Required work: Go through the data below and copy it exactly, skipping every picture.
++++++++++
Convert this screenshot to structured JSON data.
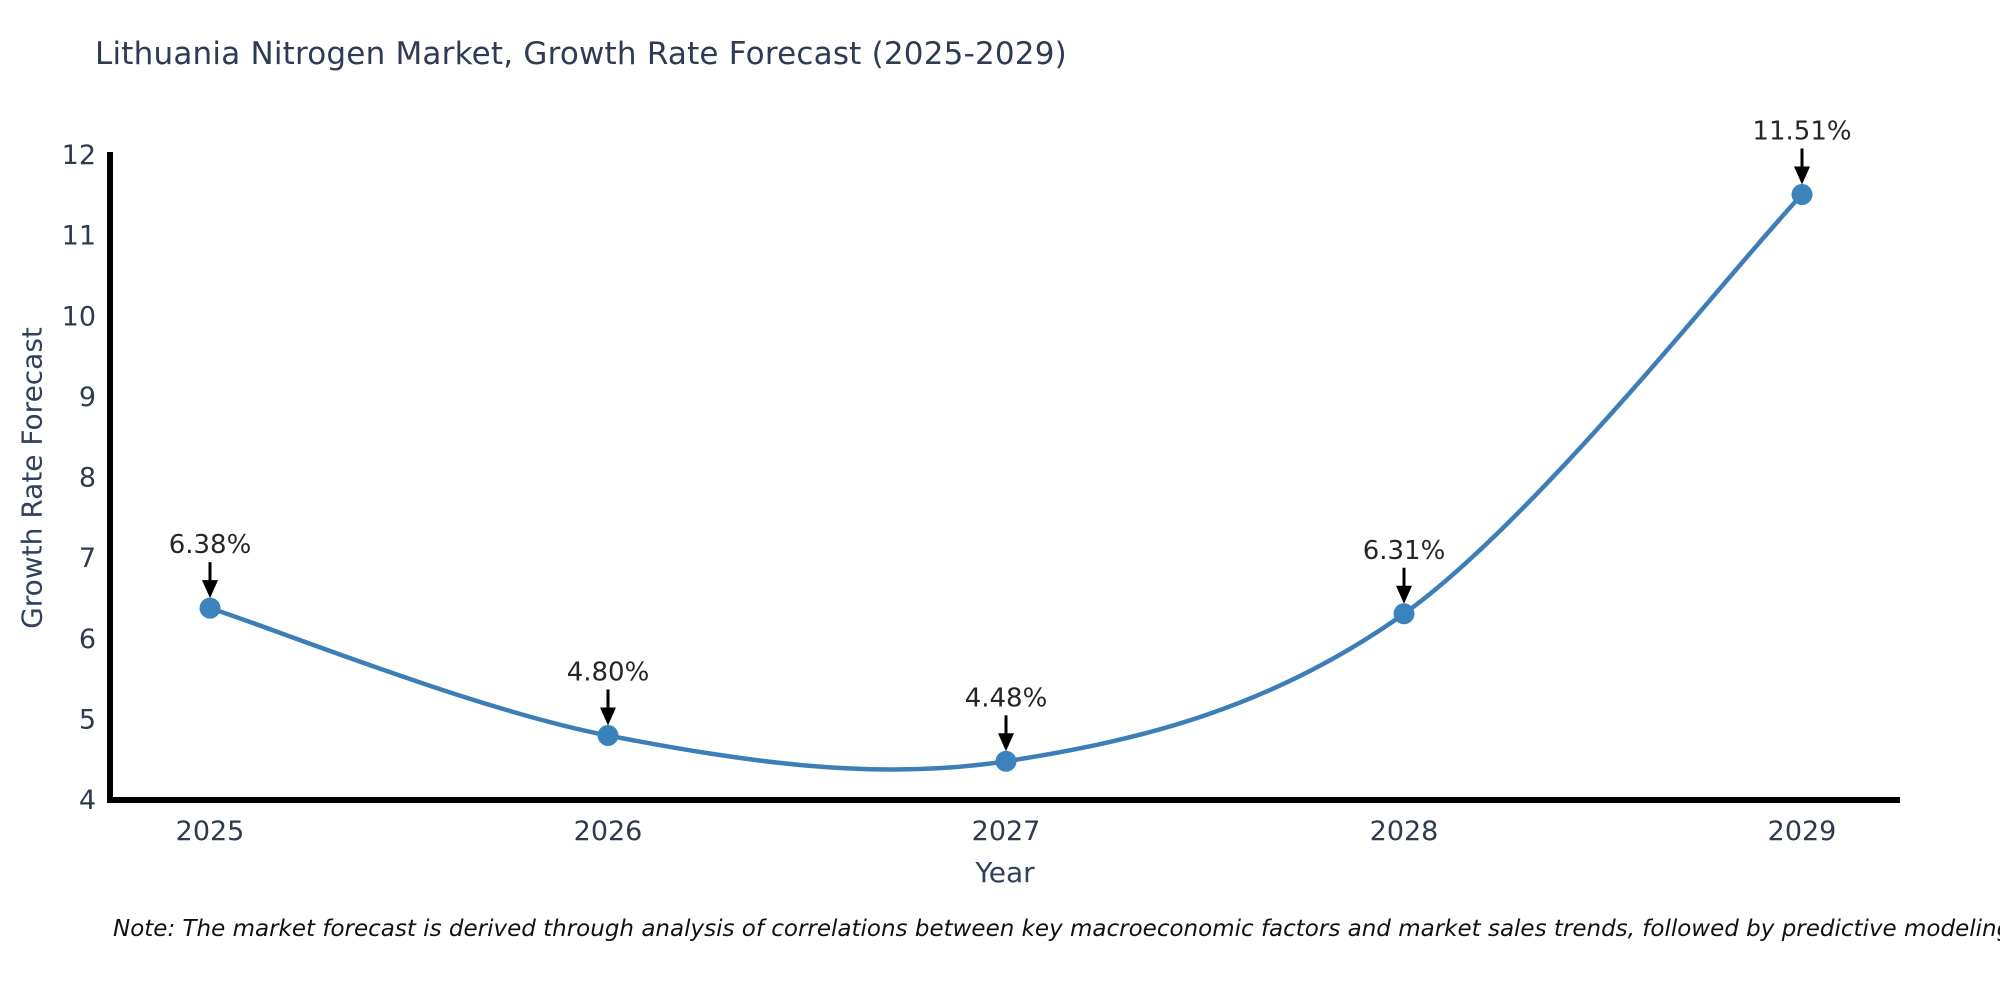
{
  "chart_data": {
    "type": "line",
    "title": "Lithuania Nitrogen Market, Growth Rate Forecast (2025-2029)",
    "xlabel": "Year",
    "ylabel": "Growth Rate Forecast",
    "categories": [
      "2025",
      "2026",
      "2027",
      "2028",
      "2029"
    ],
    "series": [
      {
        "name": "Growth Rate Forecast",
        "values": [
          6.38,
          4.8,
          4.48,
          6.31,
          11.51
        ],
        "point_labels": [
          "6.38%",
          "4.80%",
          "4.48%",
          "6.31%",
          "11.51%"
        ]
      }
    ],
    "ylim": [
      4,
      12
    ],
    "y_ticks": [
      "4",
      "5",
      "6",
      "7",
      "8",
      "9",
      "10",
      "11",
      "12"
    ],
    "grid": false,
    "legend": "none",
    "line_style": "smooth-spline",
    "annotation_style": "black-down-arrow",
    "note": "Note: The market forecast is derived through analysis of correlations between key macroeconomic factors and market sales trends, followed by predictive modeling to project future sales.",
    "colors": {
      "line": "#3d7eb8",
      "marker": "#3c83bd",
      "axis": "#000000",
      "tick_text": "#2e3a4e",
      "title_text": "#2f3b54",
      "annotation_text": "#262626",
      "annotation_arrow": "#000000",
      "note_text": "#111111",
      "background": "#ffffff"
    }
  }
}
++++++++++
Output below:
Convert this screenshot to structured JSON data.
{
  "chart_data": {
    "type": "line",
    "title": "Lithuania Nitrogen Market, Growth Rate Forecast (2025-2029)",
    "xlabel": "Year",
    "ylabel": "Growth Rate Forecast",
    "categories": [
      "2025",
      "2026",
      "2027",
      "2028",
      "2029"
    ],
    "series": [
      {
        "name": "Growth Rate Forecast",
        "values": [
          6.38,
          4.8,
          4.48,
          6.31,
          11.51
        ],
        "point_labels": [
          "6.38%",
          "4.80%",
          "4.48%",
          "6.31%",
          "11.51%"
        ]
      }
    ],
    "ylim": [
      4,
      12
    ],
    "y_ticks": [
      "4",
      "5",
      "6",
      "7",
      "8",
      "9",
      "10",
      "11",
      "12"
    ],
    "grid": false,
    "legend": "none",
    "line_style": "smooth-spline",
    "annotation_style": "black-down-arrow",
    "note": "Note: The market forecast is derived through analysis of correlations between key macroeconomic factors and market sales trends, followed by predictive modeling to project future sales.",
    "colors": {
      "line": "#3d7eb8",
      "marker": "#3c83bd",
      "axis": "#000000",
      "tick_text": "#2e3a4e",
      "title_text": "#2f3b54",
      "annotation_text": "#262626",
      "annotation_arrow": "#000000",
      "note_text": "#111111",
      "background": "#ffffff"
    }
  }
}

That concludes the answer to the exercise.